> _What to do_:
Gather every line holding the string "will".

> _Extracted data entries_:
________

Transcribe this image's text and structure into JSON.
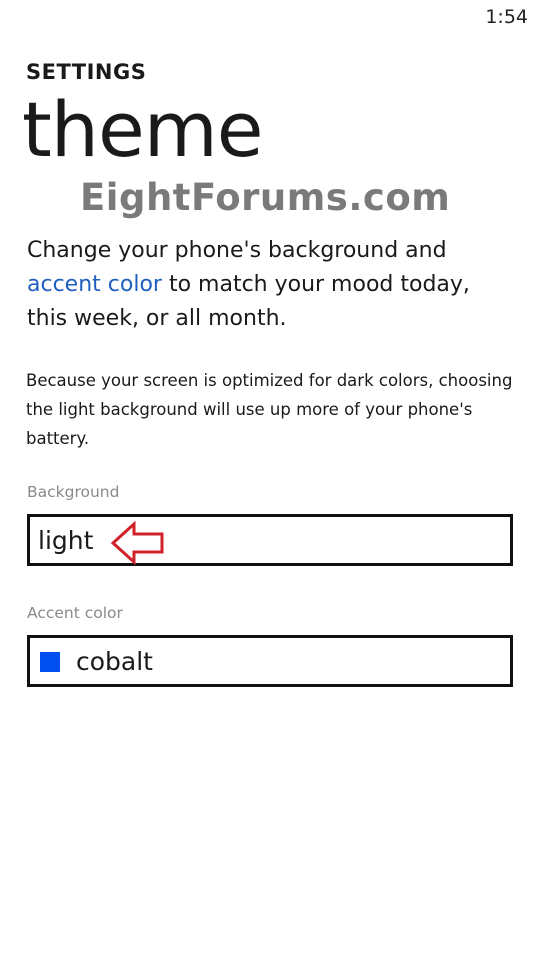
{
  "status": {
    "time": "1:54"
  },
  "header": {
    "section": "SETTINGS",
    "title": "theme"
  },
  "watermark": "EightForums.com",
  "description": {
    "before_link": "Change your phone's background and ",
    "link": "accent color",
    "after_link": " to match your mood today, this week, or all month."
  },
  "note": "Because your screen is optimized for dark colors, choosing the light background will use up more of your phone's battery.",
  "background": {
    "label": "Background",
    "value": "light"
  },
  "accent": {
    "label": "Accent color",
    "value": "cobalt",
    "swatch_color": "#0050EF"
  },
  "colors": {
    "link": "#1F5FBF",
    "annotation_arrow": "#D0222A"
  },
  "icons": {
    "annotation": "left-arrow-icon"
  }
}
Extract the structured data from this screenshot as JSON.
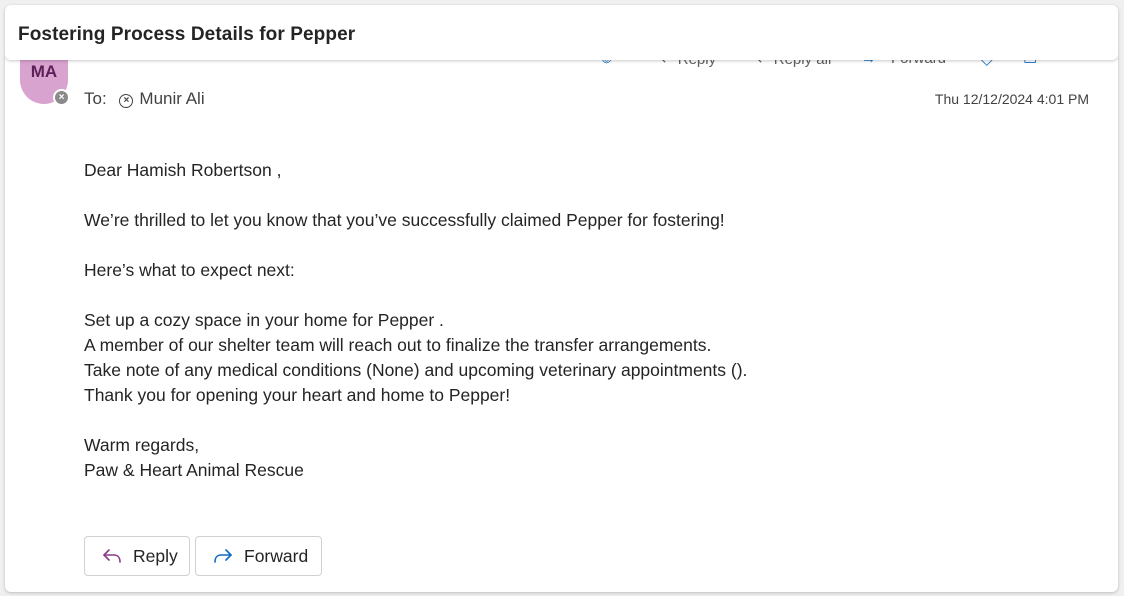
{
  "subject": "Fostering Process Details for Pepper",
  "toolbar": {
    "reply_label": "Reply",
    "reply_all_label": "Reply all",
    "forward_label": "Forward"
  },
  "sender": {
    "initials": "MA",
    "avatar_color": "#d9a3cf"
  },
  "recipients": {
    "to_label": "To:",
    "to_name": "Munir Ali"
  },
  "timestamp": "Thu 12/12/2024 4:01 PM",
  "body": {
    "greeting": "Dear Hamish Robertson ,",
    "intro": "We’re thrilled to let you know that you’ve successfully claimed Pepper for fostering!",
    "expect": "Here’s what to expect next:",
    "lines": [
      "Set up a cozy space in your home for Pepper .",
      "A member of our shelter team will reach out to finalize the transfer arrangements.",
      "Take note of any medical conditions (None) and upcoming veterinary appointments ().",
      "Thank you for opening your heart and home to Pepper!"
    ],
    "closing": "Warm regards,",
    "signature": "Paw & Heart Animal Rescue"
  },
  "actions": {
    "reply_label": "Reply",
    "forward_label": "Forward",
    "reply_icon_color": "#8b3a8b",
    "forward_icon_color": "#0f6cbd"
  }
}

________

> _Solution to this task_:
  "note": "Because your screen is optimized for dark colors, choosing the light background will use up more of your phone's battery.",
      "A member of our shelter team will reach out to finalize the transfer arrangements.",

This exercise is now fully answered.